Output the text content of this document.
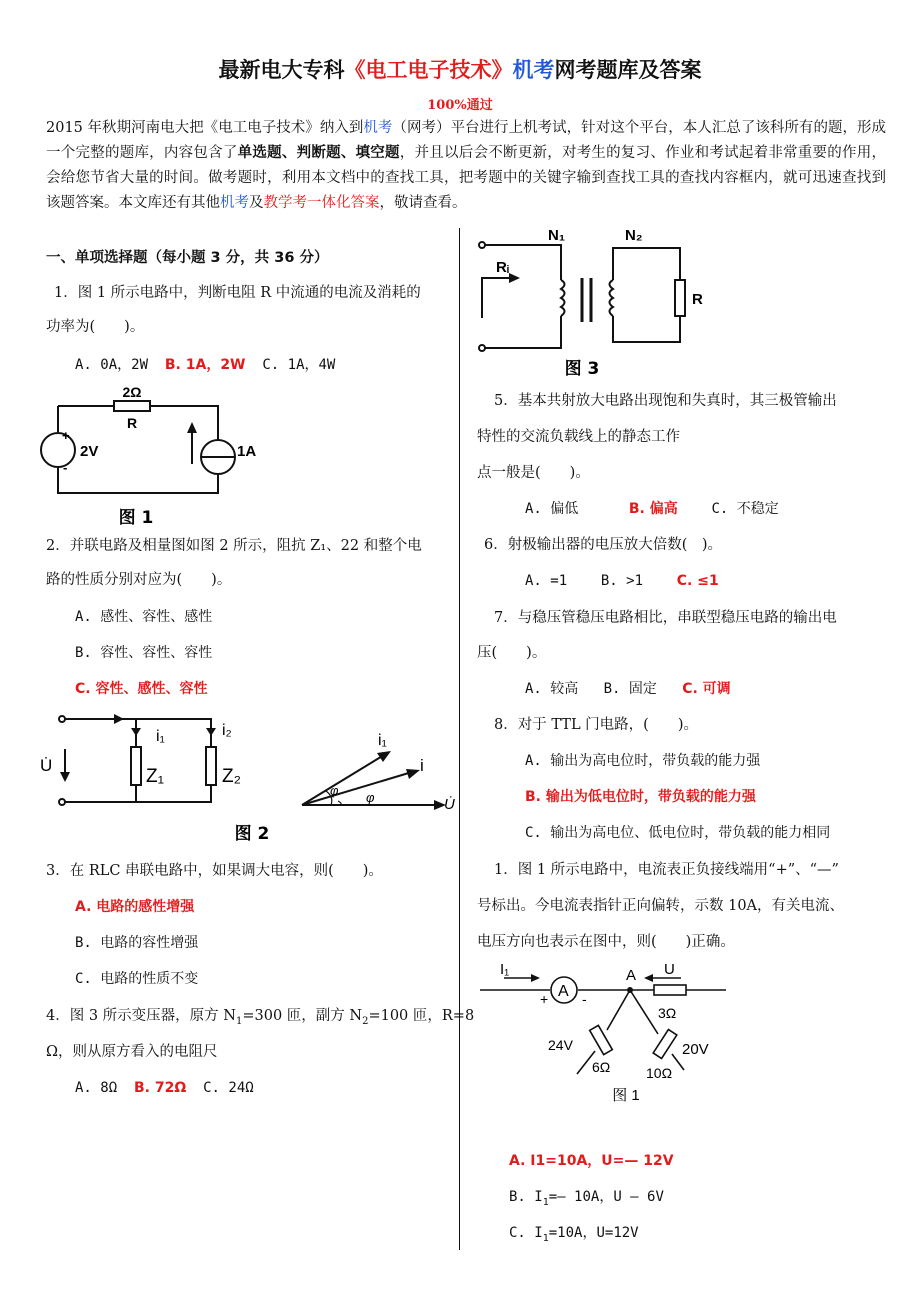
最新电大专科《电工电子技术》机考网考题库及答案
100%通过
2015 年秋期河南电大把《电工电子技术》纳入到机考（网考）平台进行上机考试，针对这个平台，本人汇总了该科所有的题，形成一个完整的题库，内容包含了单选题、判断题、填空题，并且以后会不断更新，对考生的复习、作业和考试起着非常重要的作用，会给您节省大量的时间。做考题时，利用本文档中的查找工具，把考题中的关键字输到查找工具的查找内容框内，就可迅速查找到该题答案。本文库还有其他机考及教学考一体化答案，敬请查看。
一、单项选择题（每小题 3 分，共 36 分）
1．图 1 所示电路中，判断电阻 R 中流通的电流及消耗的
功率为(　　)。
A. 0A，2W B. 1A，2W C. 1A，4W
2Ω
R
+
-
2V	1A
图 1
2．并联电路及相量图如图 2 所示，阻抗 Z₁、22 和整个电
路的性质分别对应为(　　)。
A. 感性、容性、感性
B. 容性、容性、容性
C. 容性、感性、容性
i₁	i₂
U̇
Z₁	Z₂
i₁
i
φ φ	U̇
图 2
3．在 RLC 串联电路中，如果调大电容，则(　　)。
A. 电路的感性增强
B. 电路的容性增强
C. 电路的性质不变
4．图 3 所示变压器，原方 $N_1=300$ 匝，副方 $N_2=100$ 匝，R=8
Ω，则从原方看入的电阻尺
A. 8Ω B. 72Ω C. 24Ω
N₁	N₂
Rᵢ
R
图 3
5．基本共射放大电路出现饱和失真时，其三极管输出
特性的交流负载线上的静态工作
点一般是(　　)。
A. 偏低	B. 偏高 C. 不稳定
6．射极输出器的电压放大倍数(　)。
A. =1 B. >1 C. ≤1
7．与稳压管稳压电路相比，串联型稳压电路的输出电
压(　　)。
A. 较高 B. 固定 C. 可调
8．对于 TTL 门电路，(　　)。
A. 输出为高电位时，带负载的能力强
B. 输出为低电位时，带负载的能力强
C. 输出为高电位、低电位时，带负载的能力相同
1．图 1 所示电路中，电流表正负接线端用“+”、“—”
号标出。今电流表指针正向偏转，示数 10A，有关电流、
电压方向也表示在图中，则(　　)正确。
I₁	U
A
A
+ -
3Ω
24V	20V
6Ω	10Ω
图 1
A. I1=10A，U=— 12V
B. $I_1=—$ 10A，U — 6V
C. $I_1=10A$，U=12V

□ □ □ □ □ □ □

*Exercise requirements*. Take the entries shown above and quote them verbatim, passing over the pictures.

*Solved problem*.
Output the text content of this document.
最新电大专科《电工电子技术》机考网考题库及答案
100%通过
2015 年秋期河南电大把《电工电子技术》纳入到机考（网考）平台进行上机考试，针对这个平台，本人汇总了该科所有的题，形成一个完整的题库，内容包含了单选题、判断题、填空题，并且以后会不断更新，对考生的复习、作业和考试起着非常重要的作用，会给您节省大量的时间。做考题时，利用本文档中的查找工具，把考题中的关键字输到查找工具的查找内容框内，就可迅速查找到该题答案。本文库还有其他机考及教学考一体化答案，敬请查看。
一、单项选择题（每小题 3 分，共 36 分）
1．图 1 所示电路中，判断电阻 R 中流通的电流及消耗的
功率为(　　)。
A. 0A，2W B. 1A，2W C. 1A，4W
2Ω
R
+
-
2V	1A
图 1
2．并联电路及相量图如图 2 所示，阻抗 Z₁、22 和整个电
路的性质分别对应为(　　)。
A. 感性、容性、感性
B. 容性、容性、容性
C. 容性、感性、容性
i₁	i₂
U̇
Z₁	Z₂
i₁
i
φ φ	U̇
图 2
3．在 RLC 串联电路中，如果调大电容，则(　　)。
A. 电路的感性增强
B. 电路的容性增强
C. 电路的性质不变
4．图 3 所示变压器，原方 $N_1=300$ 匝，副方 $N_2=100$ 匝，R=8
Ω，则从原方看入的电阻尺
A. 8Ω B. 72Ω C. 24Ω
N₁	N₂
Rᵢ
R
图 3
5．基本共射放大电路出现饱和失真时，其三极管输出
特性的交流负载线上的静态工作
点一般是(　　)。
A. 偏低	B. 偏高 C. 不稳定
6．射极输出器的电压放大倍数(　)。
A. =1 B. >1 C. ≤1
7．与稳压管稳压电路相比，串联型稳压电路的输出电
压(　　)。
A. 较高 B. 固定 C. 可调
8．对于 TTL 门电路，(　　)。
A. 输出为高电位时，带负载的能力强
B. 输出为低电位时，带负载的能力强
C. 输出为高电位、低电位时，带负载的能力相同
1．图 1 所示电路中，电流表正负接线端用“+”、“—”
号标出。今电流表指针正向偏转，示数 10A，有关电流、
电压方向也表示在图中，则(　　)正确。
I₁	U
A
A
+ -
3Ω
24V	20V
6Ω	10Ω
图 1
A. I1=10A，U=— 12V
B. $I_1=—$ 10A，U — 6V
C. $I_1=10A$，U=12V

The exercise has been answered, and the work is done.